● **Aim of the exercise**
Repeat the lines that follow, leaving nothing out.

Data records
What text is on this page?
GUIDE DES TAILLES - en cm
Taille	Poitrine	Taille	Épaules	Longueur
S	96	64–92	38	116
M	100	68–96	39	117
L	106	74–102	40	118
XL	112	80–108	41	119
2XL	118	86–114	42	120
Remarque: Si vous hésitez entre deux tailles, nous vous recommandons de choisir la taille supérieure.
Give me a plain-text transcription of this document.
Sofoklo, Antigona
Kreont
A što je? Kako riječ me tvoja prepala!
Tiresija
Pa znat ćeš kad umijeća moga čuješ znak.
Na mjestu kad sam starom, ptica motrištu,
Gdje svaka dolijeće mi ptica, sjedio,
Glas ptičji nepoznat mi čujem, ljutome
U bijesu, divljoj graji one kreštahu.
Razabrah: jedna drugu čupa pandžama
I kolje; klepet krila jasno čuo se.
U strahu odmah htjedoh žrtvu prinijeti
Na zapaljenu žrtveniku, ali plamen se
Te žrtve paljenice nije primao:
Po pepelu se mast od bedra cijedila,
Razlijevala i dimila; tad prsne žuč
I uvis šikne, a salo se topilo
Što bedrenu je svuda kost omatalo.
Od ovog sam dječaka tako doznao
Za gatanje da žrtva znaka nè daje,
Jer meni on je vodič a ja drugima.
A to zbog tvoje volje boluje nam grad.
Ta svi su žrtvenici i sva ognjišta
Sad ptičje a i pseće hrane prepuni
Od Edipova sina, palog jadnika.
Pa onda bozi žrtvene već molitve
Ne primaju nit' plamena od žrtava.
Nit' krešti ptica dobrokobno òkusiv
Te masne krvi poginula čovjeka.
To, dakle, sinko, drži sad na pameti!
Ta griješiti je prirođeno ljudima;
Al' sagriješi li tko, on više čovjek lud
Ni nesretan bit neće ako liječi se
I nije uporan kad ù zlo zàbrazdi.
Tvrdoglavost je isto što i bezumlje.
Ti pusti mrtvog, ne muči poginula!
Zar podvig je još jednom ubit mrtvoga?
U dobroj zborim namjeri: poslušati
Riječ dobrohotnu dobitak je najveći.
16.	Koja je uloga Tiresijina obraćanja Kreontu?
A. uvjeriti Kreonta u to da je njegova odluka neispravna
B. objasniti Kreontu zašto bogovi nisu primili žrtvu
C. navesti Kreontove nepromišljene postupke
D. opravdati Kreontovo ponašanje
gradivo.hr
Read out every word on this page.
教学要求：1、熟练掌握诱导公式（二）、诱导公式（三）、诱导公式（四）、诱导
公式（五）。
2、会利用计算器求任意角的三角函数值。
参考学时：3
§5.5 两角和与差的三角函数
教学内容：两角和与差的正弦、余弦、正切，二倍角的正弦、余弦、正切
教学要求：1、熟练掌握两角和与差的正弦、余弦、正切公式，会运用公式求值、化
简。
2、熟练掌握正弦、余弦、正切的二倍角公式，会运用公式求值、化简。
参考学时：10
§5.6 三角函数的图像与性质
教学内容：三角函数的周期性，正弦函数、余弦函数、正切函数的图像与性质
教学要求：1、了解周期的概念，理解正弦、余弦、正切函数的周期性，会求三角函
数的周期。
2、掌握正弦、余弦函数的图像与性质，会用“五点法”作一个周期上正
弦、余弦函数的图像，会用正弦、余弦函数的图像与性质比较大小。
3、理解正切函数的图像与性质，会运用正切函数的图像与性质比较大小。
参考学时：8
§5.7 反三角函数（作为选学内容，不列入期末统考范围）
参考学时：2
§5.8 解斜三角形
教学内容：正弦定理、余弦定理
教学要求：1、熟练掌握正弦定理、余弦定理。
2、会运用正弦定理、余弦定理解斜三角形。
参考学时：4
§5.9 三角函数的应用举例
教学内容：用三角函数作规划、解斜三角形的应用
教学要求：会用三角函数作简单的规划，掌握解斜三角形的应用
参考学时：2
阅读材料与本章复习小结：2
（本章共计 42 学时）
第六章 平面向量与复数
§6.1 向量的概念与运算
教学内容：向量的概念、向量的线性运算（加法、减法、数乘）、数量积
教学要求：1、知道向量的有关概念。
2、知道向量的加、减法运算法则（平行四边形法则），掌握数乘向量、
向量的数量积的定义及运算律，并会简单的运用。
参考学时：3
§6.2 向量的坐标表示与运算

● **Response to the exercise**
What text is on this page?
GUIDE DES TAILLES - en cm
Taille	Poitrine	Taille	Épaules	Longueur
S	96	64–92	38	116
M	100	68–96	39	117
L	106	74–102	40	118
XL	112	80–108	41	119
2XL	118	86–114	42	120
Remarque: Si vous hésitez entre deux tailles, nous vous recommandons de choisir la taille supérieure.
Give me a plain-text transcription of this document.
Sofoklo, Antigona
Kreont
A što je? Kako riječ me tvoja prepala!
Tiresija
Pa znat ćeš kad umijeća moga čuješ znak.
Na mjestu kad sam starom, ptica motrištu,
Gdje svaka dolijeće mi ptica, sjedio,
Glas ptičji nepoznat mi čujem, ljutome
U bijesu, divljoj graji one kreštahu.
Razabrah: jedna drugu čupa pandžama
I kolje; klepet krila jasno čuo se.
U strahu odmah htjedoh žrtvu prinijeti
Na zapaljenu žrtveniku, ali plamen se
Te žrtve paljenice nije primao:
Po pepelu se mast od bedra cijedila,
Razlijevala i dimila; tad prsne žuč
I uvis šikne, a salo se topilo
Što bedrenu je svuda kost omatalo.
Od ovog sam dječaka tako doznao
Za gatanje da žrtva znaka nè daje,
Jer meni on je vodič a ja drugima.
A to zbog tvoje volje boluje nam grad.
Ta svi su žrtvenici i sva ognjišta
Sad ptičje a i pseće hrane prepuni
Od Edipova sina, palog jadnika.
Pa onda bozi žrtvene već molitve
Ne primaju nit' plamena od žrtava.
Nit' krešti ptica dobrokobno òkusiv
Te masne krvi poginula čovjeka.
To, dakle, sinko, drži sad na pameti!
Ta griješiti je prirođeno ljudima;
Al' sagriješi li tko, on više čovjek lud
Ni nesretan bit neće ako liječi se
I nije uporan kad ù zlo zàbrazdi.
Tvrdoglavost je isto što i bezumlje.
Ti pusti mrtvog, ne muči poginula!
Zar podvig je još jednom ubit mrtvoga?
U dobroj zborim namjeri: poslušati
Riječ dobrohotnu dobitak je najveći.
16.	Koja je uloga Tiresijina obraćanja Kreontu?
A. uvjeriti Kreonta u to da je njegova odluka neispravna
B. objasniti Kreontu zašto bogovi nisu primili žrtvu
C. navesti Kreontove nepromišljene postupke
D. opravdati Kreontovo ponašanje
gradivo.hr
Read out every word on this page.
教学要求：1、熟练掌握诱导公式（二）、诱导公式（三）、诱导公式（四）、诱导
公式（五）。
2、会利用计算器求任意角的三角函数值。
参考学时：3
§5.5 两角和与差的三角函数
教学内容：两角和与差的正弦、余弦、正切，二倍角的正弦、余弦、正切
教学要求：1、熟练掌握两角和与差的正弦、余弦、正切公式，会运用公式求值、化
简。
2、熟练掌握正弦、余弦、正切的二倍角公式，会运用公式求值、化简。
参考学时：10
§5.6 三角函数的图像与性质
教学内容：三角函数的周期性，正弦函数、余弦函数、正切函数的图像与性质
教学要求：1、了解周期的概念，理解正弦、余弦、正切函数的周期性，会求三角函
数的周期。
2、掌握正弦、余弦函数的图像与性质，会用“五点法”作一个周期上正
弦、余弦函数的图像，会用正弦、余弦函数的图像与性质比较大小。
3、理解正切函数的图像与性质，会运用正切函数的图像与性质比较大小。
参考学时：8
§5.7 反三角函数（作为选学内容，不列入期末统考范围）
参考学时：2
§5.8 解斜三角形
教学内容：正弦定理、余弦定理
教学要求：1、熟练掌握正弦定理、余弦定理。
2、会运用正弦定理、余弦定理解斜三角形。
参考学时：4
§5.9 三角函数的应用举例
教学内容：用三角函数作规划、解斜三角形的应用
教学要求：会用三角函数作简单的规划，掌握解斜三角形的应用
参考学时：2
阅读材料与本章复习小结：2
（本章共计 42 学时）
第六章 平面向量与复数
§6.1 向量的概念与运算
教学内容：向量的概念、向量的线性运算（加法、减法、数乘）、数量积
教学要求：1、知道向量的有关概念。
2、知道向量的加、减法运算法则（平行四边形法则），掌握数乘向量、
向量的数量积的定义及运算律，并会简单的运用。
参考学时：3
§6.2 向量的坐标表示与运算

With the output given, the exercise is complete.